Please list all lines of the material below in which the string "damoiſelle" occurs.

- - -

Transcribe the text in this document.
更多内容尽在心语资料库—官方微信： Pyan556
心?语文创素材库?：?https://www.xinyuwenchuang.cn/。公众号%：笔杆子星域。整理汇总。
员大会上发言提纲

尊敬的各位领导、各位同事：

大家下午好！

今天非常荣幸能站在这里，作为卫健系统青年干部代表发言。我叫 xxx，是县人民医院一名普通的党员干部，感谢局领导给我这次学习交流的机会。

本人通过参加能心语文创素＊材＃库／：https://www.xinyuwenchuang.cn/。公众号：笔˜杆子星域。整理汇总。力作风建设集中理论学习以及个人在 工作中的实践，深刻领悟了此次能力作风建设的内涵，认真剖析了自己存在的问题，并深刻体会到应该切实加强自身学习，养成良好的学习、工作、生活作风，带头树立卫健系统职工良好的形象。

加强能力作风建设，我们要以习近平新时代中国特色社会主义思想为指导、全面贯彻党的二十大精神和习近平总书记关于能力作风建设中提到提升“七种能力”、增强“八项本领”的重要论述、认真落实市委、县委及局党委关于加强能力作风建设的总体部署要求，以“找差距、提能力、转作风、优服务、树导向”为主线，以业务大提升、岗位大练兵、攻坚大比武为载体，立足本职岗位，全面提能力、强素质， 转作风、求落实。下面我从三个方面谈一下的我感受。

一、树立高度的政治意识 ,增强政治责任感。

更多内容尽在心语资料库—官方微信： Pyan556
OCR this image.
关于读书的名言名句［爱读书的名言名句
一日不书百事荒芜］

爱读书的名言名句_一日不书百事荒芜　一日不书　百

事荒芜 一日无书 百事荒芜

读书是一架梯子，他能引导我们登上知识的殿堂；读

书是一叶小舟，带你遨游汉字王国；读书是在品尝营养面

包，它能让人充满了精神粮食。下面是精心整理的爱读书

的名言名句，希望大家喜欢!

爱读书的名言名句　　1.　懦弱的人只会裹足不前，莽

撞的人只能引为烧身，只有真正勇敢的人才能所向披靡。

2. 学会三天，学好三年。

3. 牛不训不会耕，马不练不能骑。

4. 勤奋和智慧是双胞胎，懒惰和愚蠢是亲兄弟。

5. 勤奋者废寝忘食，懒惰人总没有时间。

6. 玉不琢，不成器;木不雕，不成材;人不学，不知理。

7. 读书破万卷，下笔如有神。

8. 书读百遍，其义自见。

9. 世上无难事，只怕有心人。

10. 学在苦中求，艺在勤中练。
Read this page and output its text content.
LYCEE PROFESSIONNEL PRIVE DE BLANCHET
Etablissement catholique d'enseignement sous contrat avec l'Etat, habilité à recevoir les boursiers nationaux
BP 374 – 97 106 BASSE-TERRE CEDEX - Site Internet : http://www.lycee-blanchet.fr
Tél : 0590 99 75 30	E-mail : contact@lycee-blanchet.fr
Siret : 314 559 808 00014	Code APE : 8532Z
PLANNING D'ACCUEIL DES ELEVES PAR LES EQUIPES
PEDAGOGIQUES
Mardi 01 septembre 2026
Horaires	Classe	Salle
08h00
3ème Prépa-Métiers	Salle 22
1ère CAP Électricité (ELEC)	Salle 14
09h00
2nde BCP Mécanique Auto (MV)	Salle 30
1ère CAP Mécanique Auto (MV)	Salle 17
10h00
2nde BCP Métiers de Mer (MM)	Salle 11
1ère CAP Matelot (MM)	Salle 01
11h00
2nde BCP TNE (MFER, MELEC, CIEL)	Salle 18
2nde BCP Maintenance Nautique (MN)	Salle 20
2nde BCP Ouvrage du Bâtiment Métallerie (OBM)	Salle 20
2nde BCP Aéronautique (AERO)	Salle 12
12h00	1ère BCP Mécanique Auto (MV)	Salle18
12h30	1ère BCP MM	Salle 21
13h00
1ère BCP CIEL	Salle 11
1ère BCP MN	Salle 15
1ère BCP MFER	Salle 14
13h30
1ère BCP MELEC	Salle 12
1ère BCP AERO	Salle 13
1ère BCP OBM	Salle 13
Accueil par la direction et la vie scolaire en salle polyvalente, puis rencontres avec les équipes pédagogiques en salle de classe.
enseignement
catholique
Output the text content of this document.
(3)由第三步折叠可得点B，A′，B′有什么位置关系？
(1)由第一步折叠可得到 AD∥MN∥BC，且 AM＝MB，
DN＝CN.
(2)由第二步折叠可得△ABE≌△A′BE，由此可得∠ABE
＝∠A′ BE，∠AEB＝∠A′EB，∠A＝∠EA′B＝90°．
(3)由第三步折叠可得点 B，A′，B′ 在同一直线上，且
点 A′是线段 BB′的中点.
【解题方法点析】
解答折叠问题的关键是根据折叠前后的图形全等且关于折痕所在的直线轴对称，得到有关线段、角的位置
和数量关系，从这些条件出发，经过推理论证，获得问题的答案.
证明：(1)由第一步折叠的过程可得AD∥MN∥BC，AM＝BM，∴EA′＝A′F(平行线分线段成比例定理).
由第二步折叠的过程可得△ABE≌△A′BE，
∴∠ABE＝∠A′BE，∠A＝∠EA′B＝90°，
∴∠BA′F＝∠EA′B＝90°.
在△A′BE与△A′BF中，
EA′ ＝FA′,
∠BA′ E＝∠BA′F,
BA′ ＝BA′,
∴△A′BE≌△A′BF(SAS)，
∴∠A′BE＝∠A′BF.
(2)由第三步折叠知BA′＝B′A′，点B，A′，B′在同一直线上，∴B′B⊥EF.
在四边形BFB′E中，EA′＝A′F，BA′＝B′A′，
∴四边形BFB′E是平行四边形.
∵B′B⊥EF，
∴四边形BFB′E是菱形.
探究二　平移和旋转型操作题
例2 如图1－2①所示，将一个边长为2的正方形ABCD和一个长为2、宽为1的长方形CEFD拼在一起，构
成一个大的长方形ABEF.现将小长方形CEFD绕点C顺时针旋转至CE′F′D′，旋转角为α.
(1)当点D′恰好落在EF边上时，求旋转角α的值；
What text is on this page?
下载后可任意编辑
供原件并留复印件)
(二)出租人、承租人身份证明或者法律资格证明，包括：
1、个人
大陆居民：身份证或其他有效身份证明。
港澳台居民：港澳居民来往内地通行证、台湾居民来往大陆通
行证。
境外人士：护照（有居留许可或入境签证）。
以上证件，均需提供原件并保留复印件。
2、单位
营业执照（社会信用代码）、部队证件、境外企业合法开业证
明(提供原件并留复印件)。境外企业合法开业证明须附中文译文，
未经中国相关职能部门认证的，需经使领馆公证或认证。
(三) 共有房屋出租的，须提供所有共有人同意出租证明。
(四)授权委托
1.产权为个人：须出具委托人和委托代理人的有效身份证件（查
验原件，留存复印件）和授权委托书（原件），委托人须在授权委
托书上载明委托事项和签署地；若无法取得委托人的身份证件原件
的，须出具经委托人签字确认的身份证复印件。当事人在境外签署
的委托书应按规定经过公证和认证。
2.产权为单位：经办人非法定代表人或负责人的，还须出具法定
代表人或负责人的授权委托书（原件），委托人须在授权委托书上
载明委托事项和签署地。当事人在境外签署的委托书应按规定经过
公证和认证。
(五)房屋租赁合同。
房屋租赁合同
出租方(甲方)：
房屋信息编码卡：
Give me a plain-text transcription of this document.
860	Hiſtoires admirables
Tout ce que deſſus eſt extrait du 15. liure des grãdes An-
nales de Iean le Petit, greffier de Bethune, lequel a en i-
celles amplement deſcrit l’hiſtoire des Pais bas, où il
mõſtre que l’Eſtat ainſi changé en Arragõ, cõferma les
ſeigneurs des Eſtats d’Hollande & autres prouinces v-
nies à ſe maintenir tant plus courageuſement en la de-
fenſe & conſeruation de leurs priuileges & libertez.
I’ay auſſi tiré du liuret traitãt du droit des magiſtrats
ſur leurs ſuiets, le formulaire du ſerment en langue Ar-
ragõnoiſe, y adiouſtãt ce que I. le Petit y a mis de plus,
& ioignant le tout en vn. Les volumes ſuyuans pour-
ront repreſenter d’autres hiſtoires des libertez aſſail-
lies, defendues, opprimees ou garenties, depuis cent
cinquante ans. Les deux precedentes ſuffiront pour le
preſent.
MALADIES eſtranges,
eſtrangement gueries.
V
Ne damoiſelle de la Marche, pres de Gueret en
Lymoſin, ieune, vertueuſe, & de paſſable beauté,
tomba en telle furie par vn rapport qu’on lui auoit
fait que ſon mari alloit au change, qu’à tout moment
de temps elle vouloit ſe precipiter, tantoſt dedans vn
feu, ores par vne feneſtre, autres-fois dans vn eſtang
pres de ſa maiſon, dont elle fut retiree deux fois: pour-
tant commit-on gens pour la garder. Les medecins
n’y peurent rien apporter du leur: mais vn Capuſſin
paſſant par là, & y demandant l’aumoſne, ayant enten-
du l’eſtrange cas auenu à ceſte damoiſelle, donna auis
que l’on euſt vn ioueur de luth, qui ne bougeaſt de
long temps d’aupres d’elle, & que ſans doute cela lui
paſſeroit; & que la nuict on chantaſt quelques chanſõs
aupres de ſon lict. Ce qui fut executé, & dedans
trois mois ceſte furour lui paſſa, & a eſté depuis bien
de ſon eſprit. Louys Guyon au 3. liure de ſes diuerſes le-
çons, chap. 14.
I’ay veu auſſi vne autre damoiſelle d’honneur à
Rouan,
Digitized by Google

- - -

▶ [The answer]:
Ne damoiſelle de la Marche, pres de Gueret en
du l’eſtrange cas auenu à ceſte damoiſelle, donna auis
I’ay veu auſſi vne autre damoiſelle d’honneur à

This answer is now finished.